Task objective:
Will you write out the data exactly, excluding every picture?

Available data:
● ● ● ● ● ● ●
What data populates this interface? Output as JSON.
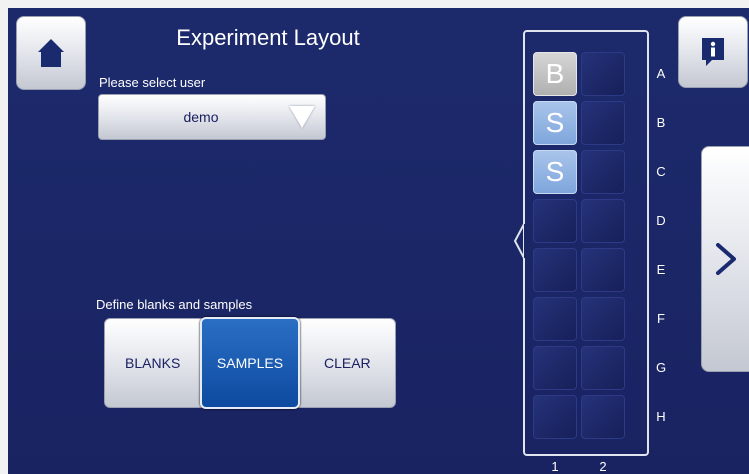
{
  "header": {
    "title": "Experiment Layout"
  },
  "icons": {
    "home": "home-icon",
    "info": "info-icon",
    "next": "chevron-right-icon",
    "dropdown": "triangle-down-icon"
  },
  "user": {
    "label": "Please select user",
    "selected": "demo"
  },
  "define": {
    "label": "Define blanks and samples",
    "options": [
      "BLANKS",
      "SAMPLES",
      "CLEAR"
    ],
    "active": "SAMPLES"
  },
  "plate": {
    "rows": [
      "A",
      "B",
      "C",
      "D",
      "E",
      "F",
      "G",
      "H"
    ],
    "columns": [
      "1",
      "2"
    ],
    "wells": [
      {
        "row": "A",
        "col": "1",
        "value": "B",
        "type": "blank"
      },
      {
        "row": "B",
        "col": "1",
        "value": "S",
        "type": "sample"
      },
      {
        "row": "C",
        "col": "1",
        "value": "S",
        "type": "sample"
      }
    ]
  },
  "colors": {
    "background": "#1a2466",
    "blank_well": "#b8b8b8",
    "sample_well": "#8fb2e2",
    "active_segment": "#0d4aa0"
  }
}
● ● ● ● ● ● ●
Result:
What data populates this interface? Output as JSON.
{
  "header": {
    "title": "Experiment Layout"
  },
  "icons": {
    "home": "home-icon",
    "info": "info-icon",
    "next": "chevron-right-icon",
    "dropdown": "triangle-down-icon"
  },
  "user": {
    "label": "Please select user",
    "selected": "demo"
  },
  "define": {
    "label": "Define blanks and samples",
    "options": [
      "BLANKS",
      "SAMPLES",
      "CLEAR"
    ],
    "active": "SAMPLES"
  },
  "plate": {
    "rows": [
      "A",
      "B",
      "C",
      "D",
      "E",
      "F",
      "G",
      "H"
    ],
    "columns": [
      "1",
      "2"
    ],
    "wells": [
      {
        "row": "A",
        "col": "1",
        "value": "B",
        "type": "blank"
      },
      {
        "row": "B",
        "col": "1",
        "value": "S",
        "type": "sample"
      },
      {
        "row": "C",
        "col": "1",
        "value": "S",
        "type": "sample"
      }
    ]
  },
  "colors": {
    "background": "#1a2466",
    "blank_well": "#b8b8b8",
    "sample_well": "#8fb2e2",
    "active_segment": "#0d4aa0"
  }
}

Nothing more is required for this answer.